▶ _EXERCISE GOAL_
Find each line holding "text" and copy it out.

## BEGIN

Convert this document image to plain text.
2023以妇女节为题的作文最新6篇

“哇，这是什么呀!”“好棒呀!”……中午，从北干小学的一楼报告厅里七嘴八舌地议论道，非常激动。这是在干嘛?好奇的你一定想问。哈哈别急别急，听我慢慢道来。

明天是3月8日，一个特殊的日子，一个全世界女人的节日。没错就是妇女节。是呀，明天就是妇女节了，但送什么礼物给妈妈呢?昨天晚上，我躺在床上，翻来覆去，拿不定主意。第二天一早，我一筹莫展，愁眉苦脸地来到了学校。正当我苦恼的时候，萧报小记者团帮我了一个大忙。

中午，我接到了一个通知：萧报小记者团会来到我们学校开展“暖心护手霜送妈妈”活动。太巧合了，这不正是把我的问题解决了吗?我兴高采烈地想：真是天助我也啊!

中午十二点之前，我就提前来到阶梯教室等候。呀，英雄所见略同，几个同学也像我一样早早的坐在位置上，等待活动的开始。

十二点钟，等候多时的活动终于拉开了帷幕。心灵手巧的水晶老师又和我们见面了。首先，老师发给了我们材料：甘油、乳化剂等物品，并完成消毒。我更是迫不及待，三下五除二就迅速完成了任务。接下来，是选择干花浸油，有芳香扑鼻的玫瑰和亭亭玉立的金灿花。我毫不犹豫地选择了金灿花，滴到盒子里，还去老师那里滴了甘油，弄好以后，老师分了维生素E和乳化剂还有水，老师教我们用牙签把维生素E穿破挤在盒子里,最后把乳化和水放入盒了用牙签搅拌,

## END
## BEGIN

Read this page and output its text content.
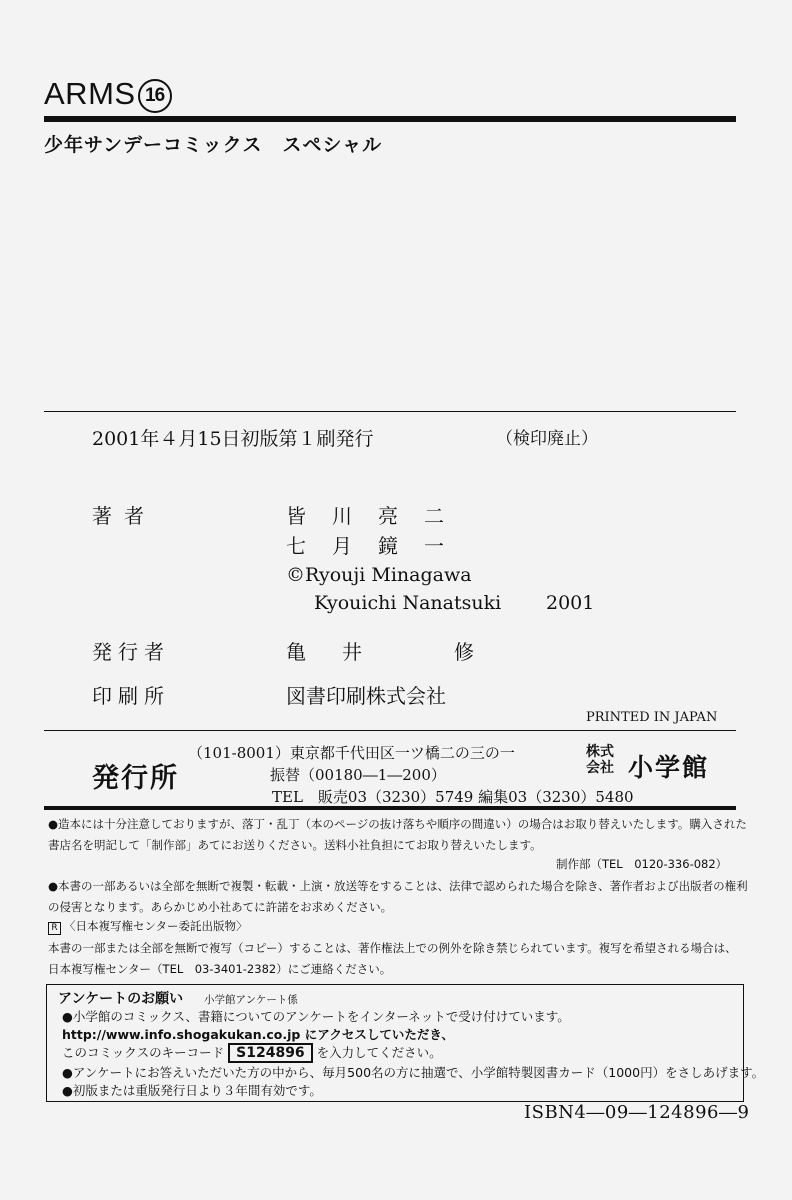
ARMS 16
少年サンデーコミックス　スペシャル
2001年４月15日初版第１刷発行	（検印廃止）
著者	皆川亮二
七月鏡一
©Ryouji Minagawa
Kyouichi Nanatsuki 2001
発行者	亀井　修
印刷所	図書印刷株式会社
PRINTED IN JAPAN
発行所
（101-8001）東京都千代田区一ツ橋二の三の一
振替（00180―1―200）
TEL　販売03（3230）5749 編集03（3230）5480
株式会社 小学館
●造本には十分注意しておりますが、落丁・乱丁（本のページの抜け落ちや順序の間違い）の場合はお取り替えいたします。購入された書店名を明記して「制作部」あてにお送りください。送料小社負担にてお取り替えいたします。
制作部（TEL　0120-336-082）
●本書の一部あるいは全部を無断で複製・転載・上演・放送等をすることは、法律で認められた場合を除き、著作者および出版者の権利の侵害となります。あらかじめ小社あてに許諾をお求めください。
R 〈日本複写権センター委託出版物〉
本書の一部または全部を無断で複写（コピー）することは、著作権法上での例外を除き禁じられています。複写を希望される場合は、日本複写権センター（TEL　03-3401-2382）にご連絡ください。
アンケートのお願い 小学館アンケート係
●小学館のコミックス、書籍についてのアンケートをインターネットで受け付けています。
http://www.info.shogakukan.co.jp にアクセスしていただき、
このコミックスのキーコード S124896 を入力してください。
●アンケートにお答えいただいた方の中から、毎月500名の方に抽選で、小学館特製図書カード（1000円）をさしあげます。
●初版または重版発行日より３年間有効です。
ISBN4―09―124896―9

## END

▶ _RESPONSE BELOW_
Convert this document image to plain text.
Read this page and output its text content.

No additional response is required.